== Supplied entries

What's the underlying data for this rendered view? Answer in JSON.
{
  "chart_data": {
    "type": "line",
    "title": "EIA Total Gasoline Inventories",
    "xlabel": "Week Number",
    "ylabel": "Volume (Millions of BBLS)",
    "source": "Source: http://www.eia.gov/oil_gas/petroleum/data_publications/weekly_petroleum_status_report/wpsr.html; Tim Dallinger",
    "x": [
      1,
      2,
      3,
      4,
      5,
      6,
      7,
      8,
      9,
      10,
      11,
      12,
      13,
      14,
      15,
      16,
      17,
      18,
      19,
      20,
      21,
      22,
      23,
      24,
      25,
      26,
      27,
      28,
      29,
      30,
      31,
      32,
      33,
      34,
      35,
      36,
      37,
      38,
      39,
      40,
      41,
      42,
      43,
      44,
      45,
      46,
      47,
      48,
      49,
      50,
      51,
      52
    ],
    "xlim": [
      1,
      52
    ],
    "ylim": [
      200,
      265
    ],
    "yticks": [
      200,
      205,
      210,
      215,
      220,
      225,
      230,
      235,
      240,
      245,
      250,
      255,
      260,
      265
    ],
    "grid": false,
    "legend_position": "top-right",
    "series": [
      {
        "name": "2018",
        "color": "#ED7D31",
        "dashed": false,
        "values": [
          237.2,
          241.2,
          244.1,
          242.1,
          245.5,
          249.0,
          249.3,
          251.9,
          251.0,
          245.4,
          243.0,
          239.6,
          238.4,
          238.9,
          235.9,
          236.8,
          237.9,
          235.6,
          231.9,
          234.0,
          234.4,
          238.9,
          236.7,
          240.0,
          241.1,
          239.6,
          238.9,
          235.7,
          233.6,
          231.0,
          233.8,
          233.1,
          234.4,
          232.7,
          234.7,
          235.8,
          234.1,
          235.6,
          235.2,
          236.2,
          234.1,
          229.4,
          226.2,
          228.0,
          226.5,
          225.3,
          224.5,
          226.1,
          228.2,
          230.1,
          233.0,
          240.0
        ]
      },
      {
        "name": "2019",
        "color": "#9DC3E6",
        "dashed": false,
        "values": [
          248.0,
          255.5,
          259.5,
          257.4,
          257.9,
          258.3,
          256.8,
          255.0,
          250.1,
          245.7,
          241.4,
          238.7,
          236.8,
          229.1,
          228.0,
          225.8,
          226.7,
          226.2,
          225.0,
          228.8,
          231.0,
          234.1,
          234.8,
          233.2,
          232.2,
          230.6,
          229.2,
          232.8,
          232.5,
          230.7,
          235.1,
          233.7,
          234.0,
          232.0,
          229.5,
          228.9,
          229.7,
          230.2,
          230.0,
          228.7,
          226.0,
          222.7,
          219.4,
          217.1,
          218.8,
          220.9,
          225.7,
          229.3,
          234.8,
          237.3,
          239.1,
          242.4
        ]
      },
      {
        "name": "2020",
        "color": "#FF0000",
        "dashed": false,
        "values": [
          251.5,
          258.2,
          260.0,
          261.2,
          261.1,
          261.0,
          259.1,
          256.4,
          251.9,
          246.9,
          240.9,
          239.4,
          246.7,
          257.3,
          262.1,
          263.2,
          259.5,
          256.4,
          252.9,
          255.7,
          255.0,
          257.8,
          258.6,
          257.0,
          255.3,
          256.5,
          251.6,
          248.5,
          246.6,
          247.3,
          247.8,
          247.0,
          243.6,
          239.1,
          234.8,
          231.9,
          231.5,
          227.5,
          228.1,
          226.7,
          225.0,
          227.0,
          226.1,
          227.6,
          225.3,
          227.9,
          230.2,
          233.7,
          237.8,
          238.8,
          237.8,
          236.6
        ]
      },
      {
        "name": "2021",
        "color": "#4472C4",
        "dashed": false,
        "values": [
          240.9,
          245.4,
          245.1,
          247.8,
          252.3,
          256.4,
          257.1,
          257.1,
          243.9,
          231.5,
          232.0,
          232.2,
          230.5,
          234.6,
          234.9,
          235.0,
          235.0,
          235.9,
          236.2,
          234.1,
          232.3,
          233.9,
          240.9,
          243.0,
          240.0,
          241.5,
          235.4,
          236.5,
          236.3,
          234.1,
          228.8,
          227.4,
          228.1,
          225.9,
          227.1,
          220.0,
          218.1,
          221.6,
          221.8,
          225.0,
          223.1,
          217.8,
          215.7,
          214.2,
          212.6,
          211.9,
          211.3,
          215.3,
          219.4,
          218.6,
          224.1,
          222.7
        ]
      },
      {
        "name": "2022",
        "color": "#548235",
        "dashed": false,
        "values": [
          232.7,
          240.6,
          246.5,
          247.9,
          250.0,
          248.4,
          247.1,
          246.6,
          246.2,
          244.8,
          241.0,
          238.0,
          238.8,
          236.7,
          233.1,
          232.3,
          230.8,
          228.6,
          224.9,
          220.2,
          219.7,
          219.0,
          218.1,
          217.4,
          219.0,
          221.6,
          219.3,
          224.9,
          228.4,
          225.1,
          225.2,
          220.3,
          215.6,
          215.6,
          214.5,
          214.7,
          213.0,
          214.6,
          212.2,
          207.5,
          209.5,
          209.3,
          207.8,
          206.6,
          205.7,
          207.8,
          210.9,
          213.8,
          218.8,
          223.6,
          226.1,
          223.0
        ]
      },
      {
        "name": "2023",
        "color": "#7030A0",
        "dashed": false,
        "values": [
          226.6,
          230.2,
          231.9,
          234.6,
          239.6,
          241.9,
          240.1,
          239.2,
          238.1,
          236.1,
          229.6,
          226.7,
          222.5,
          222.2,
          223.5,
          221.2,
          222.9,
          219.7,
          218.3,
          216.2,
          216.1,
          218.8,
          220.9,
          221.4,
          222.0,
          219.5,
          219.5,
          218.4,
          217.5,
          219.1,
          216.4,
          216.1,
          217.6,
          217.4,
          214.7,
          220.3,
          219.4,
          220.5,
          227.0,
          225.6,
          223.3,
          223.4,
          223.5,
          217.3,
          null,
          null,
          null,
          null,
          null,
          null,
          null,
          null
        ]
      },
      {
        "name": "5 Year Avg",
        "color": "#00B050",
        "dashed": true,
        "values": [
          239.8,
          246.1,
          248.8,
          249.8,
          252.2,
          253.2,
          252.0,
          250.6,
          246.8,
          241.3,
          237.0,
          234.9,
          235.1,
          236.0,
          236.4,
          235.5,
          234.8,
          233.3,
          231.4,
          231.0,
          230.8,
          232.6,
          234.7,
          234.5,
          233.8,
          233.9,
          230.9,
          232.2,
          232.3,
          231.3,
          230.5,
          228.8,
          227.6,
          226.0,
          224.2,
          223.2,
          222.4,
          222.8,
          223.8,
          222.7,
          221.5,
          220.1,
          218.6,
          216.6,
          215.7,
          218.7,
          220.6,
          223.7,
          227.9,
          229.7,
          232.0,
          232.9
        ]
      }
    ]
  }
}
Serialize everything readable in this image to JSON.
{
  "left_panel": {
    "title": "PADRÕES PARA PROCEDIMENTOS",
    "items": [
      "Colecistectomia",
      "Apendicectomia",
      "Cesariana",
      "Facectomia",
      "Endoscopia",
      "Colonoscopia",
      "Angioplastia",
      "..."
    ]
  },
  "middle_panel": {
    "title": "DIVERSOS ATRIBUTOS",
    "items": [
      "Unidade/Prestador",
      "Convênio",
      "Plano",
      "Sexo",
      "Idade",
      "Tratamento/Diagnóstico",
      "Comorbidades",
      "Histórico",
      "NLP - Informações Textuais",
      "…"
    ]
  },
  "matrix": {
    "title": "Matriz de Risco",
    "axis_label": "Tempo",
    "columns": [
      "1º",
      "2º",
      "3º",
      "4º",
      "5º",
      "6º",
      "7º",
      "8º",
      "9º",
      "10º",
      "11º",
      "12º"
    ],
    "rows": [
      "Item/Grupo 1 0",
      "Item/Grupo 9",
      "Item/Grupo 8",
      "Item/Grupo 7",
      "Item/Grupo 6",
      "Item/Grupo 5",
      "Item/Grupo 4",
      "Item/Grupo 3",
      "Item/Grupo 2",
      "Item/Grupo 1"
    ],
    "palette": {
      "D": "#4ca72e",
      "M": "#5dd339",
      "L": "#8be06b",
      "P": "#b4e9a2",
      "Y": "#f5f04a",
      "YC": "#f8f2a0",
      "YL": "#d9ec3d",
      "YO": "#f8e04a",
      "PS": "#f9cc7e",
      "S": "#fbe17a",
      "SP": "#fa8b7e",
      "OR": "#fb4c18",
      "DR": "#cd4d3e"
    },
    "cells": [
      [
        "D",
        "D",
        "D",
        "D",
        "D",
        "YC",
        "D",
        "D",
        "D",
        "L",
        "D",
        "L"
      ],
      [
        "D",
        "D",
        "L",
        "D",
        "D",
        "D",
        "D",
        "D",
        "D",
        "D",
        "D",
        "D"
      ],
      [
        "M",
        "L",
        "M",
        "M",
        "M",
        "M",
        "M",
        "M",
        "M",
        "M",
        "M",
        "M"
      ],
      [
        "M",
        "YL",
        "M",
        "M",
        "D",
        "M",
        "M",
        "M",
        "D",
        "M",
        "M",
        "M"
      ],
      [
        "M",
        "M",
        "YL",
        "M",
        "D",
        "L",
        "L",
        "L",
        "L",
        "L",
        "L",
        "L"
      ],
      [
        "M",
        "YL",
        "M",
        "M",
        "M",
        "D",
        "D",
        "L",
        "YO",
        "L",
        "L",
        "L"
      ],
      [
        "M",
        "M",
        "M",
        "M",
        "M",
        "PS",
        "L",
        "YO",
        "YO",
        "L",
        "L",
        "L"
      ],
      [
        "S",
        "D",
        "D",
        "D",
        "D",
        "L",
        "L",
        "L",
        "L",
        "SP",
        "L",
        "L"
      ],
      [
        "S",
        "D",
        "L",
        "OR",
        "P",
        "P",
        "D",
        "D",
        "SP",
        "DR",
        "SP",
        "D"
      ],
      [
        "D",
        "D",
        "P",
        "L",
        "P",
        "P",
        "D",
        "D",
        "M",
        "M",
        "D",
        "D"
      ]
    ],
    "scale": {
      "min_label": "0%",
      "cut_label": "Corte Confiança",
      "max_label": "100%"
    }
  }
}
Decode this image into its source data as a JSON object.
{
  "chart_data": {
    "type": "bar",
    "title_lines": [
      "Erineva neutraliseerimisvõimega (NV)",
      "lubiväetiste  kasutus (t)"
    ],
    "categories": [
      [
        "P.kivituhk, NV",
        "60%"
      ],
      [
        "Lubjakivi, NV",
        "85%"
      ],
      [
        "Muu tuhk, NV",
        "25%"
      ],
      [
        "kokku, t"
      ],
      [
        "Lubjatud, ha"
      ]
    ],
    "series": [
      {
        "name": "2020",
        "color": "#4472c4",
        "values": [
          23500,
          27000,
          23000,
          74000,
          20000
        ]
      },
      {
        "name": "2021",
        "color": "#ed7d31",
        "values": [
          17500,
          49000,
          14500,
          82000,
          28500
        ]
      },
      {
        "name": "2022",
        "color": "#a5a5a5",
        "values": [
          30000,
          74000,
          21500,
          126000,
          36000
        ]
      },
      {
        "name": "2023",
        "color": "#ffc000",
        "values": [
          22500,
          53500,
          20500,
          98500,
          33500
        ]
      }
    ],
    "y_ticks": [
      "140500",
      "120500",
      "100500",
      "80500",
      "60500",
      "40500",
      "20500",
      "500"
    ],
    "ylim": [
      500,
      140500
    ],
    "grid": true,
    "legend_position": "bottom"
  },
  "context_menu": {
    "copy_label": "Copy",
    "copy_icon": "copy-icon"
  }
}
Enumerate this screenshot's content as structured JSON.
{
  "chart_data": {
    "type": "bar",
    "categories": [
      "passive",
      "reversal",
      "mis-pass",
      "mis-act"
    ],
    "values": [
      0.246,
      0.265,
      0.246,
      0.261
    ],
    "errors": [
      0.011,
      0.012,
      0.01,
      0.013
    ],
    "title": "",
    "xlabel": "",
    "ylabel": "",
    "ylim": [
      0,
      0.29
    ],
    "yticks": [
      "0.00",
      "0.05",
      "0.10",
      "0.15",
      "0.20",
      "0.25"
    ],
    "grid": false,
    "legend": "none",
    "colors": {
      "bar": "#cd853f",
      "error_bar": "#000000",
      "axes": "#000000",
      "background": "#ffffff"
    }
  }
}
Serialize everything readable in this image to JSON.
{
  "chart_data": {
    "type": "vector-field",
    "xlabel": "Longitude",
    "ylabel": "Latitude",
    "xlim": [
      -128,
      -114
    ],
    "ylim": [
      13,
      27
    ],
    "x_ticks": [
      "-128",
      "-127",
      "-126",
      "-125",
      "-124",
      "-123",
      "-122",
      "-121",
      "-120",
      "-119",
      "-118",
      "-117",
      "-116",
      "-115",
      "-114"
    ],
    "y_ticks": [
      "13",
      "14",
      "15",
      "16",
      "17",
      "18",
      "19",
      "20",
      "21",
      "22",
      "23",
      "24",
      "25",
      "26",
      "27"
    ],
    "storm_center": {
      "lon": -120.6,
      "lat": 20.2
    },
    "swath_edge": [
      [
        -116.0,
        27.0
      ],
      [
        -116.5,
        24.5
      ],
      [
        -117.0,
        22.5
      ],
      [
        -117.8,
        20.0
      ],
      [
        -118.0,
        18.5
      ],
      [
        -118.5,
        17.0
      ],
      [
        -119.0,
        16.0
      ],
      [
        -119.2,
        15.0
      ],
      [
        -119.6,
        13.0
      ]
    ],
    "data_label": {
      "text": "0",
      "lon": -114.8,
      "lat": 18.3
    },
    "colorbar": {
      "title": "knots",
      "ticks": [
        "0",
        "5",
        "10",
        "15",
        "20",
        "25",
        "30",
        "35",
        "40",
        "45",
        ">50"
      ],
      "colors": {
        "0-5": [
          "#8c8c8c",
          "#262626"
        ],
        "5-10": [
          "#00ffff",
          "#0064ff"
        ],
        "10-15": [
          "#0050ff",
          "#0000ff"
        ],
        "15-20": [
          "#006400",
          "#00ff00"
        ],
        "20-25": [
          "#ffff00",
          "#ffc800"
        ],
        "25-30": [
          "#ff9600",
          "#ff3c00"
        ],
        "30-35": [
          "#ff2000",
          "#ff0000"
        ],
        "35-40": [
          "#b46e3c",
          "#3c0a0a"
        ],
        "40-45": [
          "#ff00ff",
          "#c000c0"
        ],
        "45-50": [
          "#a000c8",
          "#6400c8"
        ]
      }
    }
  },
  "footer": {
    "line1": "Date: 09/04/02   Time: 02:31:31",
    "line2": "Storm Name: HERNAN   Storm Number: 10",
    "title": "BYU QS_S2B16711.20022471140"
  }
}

====

• _Problem to solve_:
Return from the data every line that holds "Number".

• _Result for this exercise_:
    "xlabel": "Week Number",
    "line2": "Storm Name: HERNAN   Storm Number: 10",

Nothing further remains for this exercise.